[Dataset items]
┄┄┄┄┄┄┄┄┄┄
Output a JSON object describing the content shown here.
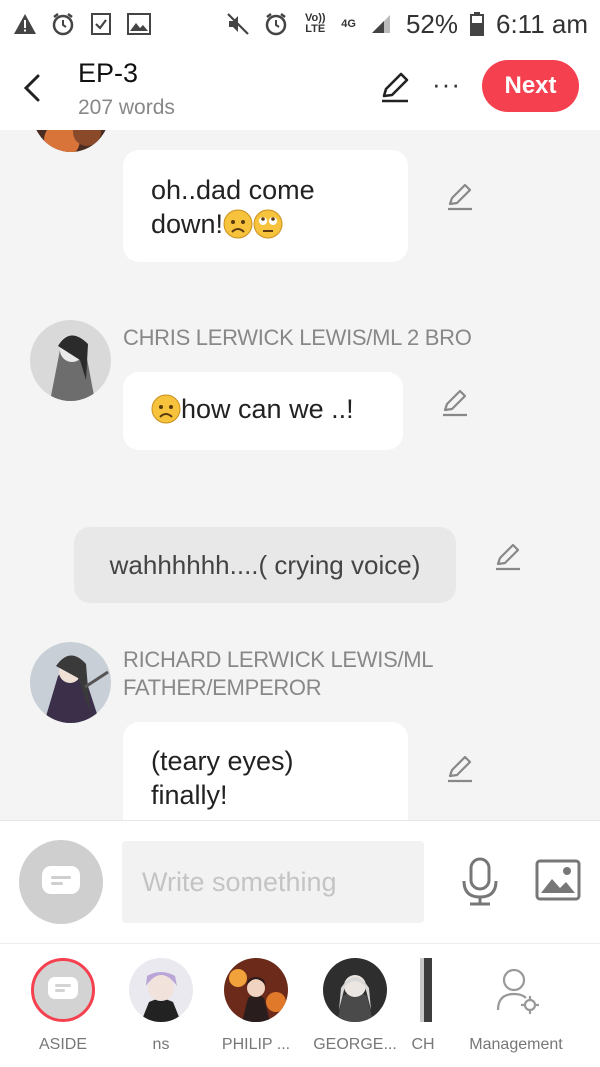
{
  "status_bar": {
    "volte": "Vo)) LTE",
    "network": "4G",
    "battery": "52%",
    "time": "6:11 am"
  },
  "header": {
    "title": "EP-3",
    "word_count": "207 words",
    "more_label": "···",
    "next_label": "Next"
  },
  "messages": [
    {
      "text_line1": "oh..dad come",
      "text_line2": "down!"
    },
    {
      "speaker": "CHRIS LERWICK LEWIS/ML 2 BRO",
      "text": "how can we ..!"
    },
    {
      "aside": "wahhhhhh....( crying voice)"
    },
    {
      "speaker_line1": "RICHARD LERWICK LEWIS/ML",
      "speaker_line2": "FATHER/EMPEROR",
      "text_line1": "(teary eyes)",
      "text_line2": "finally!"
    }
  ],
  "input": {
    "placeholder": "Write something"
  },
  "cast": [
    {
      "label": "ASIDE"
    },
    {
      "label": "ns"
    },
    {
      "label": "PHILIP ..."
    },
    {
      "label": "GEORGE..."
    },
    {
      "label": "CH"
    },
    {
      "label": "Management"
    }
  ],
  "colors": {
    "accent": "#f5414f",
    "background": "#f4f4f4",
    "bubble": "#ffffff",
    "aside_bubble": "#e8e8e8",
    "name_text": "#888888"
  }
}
┄┄┄┄┄┄┄┄┄┄
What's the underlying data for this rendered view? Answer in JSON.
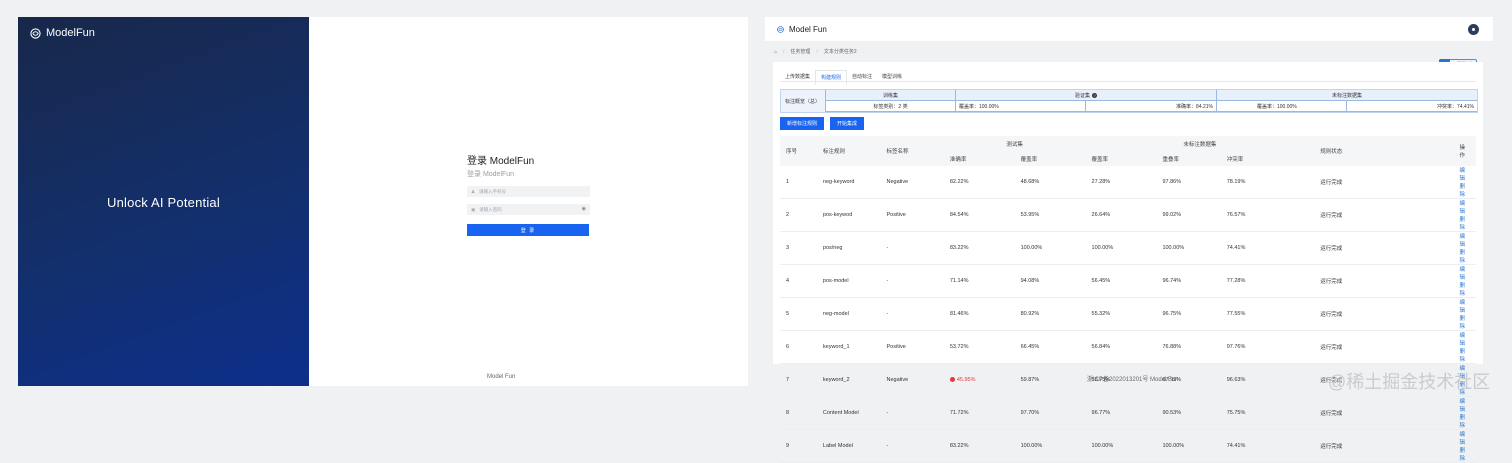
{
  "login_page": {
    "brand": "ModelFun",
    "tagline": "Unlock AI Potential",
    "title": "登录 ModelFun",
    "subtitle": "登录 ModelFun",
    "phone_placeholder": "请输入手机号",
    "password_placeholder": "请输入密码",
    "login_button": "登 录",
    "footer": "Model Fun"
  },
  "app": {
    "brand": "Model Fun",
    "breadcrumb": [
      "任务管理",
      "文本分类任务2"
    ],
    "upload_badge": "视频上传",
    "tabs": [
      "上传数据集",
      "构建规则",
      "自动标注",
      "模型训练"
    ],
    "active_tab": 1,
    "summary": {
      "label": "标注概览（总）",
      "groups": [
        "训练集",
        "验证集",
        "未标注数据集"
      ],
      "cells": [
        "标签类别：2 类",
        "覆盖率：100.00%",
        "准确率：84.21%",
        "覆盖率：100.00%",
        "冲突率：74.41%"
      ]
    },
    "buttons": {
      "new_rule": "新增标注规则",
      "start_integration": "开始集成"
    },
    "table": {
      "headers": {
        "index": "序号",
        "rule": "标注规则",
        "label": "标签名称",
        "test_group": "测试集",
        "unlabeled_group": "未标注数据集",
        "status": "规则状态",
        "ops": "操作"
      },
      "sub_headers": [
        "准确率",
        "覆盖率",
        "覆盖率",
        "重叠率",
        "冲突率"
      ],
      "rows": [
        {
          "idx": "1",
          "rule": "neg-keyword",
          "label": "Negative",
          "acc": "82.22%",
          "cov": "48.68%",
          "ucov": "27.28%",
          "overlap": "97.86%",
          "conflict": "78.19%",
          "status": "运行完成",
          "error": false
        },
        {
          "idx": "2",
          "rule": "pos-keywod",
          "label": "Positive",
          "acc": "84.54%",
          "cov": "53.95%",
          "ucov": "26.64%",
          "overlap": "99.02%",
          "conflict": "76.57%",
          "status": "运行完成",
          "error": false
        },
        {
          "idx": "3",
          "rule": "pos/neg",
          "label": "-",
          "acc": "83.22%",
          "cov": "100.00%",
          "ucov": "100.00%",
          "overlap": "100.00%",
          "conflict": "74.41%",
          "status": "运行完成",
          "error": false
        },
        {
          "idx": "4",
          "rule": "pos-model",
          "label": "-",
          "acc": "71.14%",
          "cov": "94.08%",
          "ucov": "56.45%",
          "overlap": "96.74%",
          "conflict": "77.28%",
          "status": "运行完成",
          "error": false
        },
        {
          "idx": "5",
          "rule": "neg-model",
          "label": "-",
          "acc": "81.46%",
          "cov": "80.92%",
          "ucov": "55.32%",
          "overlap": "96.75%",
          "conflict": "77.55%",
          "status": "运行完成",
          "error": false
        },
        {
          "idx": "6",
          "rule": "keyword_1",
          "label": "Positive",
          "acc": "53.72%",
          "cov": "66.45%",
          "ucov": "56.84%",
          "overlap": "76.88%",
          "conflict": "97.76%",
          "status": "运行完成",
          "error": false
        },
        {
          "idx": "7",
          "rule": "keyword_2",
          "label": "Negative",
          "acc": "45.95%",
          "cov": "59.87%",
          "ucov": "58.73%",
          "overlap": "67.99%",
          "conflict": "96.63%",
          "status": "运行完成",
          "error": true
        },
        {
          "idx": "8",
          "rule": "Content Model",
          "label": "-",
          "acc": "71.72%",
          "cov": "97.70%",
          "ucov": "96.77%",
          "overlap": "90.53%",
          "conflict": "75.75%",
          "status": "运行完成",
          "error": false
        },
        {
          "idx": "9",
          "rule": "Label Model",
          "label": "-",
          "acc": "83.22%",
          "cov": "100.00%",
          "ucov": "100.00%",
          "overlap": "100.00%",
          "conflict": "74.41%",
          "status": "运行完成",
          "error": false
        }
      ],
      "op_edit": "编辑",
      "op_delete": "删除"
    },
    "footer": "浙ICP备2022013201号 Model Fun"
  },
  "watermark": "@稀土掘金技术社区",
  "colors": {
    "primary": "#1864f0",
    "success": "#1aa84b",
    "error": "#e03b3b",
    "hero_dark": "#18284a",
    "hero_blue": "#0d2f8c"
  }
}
┄┄┄┄┄┄┄┄┄┄
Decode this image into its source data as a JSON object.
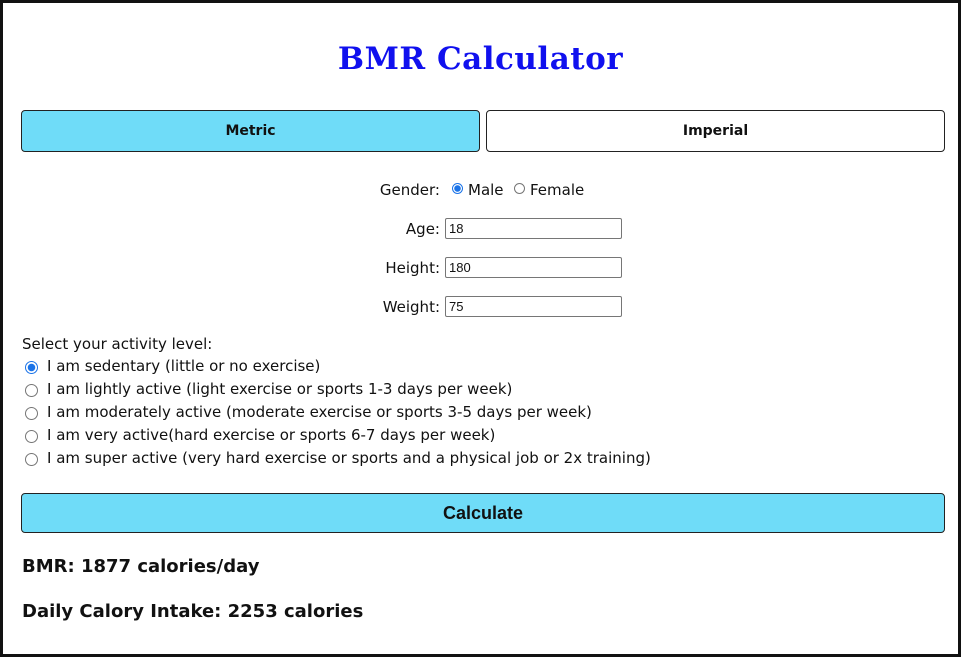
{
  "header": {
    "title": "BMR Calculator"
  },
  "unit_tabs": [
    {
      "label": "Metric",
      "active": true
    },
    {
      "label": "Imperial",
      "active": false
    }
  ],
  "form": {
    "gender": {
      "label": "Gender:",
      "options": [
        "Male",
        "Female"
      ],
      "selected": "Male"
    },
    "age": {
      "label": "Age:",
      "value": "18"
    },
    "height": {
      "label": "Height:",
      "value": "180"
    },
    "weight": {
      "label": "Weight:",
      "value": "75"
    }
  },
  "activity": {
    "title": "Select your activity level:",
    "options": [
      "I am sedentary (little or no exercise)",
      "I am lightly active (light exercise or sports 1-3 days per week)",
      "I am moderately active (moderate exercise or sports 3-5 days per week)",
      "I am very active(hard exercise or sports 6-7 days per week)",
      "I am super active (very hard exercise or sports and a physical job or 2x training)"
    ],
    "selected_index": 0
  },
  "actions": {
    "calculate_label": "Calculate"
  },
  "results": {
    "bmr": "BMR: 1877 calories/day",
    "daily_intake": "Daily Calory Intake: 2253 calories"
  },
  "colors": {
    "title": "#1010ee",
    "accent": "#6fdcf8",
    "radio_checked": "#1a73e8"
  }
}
┄┄┄┄┄┄┄┄┄┄
GOAL ->
Pick out each line containing "days" and report it.

FULL OUTPUT ->
      "I am lightly active (light exercise or sports 1-3 days per week)",
      "I am moderately active (moderate exercise or sports 3-5 days per week)",
      "I am very active(hard exercise or sports 6-7 days per week)",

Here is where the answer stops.